Goal of the exercise:
Copy every line from the one containing "Enumerate this screenshot's" through the last line of the records below, both included, and nothing else.

[BEGIN]

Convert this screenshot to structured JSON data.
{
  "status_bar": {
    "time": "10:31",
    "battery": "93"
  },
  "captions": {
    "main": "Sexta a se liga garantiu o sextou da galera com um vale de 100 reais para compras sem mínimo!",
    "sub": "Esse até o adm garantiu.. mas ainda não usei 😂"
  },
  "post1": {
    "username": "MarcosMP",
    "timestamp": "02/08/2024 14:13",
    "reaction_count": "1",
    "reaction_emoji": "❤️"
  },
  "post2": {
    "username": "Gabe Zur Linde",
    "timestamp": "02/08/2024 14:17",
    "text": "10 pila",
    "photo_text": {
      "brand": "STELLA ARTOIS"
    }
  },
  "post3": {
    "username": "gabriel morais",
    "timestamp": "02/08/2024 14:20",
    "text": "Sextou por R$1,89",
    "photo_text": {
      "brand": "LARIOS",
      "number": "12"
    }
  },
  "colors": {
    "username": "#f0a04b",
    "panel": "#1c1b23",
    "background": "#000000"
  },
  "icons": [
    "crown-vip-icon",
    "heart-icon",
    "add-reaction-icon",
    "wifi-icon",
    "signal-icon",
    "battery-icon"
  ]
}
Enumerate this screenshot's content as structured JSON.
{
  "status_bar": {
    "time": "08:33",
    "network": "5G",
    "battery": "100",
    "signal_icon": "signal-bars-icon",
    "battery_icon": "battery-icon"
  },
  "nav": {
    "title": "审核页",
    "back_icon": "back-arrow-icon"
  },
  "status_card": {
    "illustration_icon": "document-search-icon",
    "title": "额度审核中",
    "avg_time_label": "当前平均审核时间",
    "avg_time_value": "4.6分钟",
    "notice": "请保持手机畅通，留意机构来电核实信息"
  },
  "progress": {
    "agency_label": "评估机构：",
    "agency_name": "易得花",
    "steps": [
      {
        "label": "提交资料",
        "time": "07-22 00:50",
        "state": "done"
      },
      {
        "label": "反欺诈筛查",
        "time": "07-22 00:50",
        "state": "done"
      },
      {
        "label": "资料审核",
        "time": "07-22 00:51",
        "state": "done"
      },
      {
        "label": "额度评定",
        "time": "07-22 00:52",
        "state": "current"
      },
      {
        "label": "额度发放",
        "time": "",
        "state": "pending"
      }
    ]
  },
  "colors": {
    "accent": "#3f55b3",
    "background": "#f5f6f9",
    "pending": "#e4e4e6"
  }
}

[END]

Solution for this exercise:
Enumerate this screenshot's content as structured JSON.
{
  "status_bar": {
    "time": "08:33",
    "network": "5G",
    "battery": "100",
    "signal_icon": "signal-bars-icon",
    "battery_icon": "battery-icon"
  },
  "nav": {
    "title": "审核页",
    "back_icon": "back-arrow-icon"
  },
  "status_card": {
    "illustration_icon": "document-search-icon",
    "title": "额度审核中",
    "avg_time_label": "当前平均审核时间",
    "avg_time_value": "4.6分钟",
    "notice": "请保持手机畅通，留意机构来电核实信息"
  },
  "progress": {
    "agency_label": "评估机构：",
    "agency_name": "易得花",
    "steps": [
      {
        "label": "提交资料",
        "time": "07-22 00:50",
        "state": "done"
      },
      {
        "label": "反欺诈筛查",
        "time": "07-22 00:50",
        "state": "done"
      },
      {
        "label": "资料审核",
        "time": "07-22 00:51",
        "state": "done"
      },
      {
        "label": "额度评定",
        "time": "07-22 00:52",
        "state": "current"
      },
      {
        "label": "额度发放",
        "time": "",
        "state": "pending"
      }
    ]
  },
  "colors": {
    "accent": "#3f55b3",
    "background": "#f5f6f9",
    "pending": "#e4e4e6"
  }
}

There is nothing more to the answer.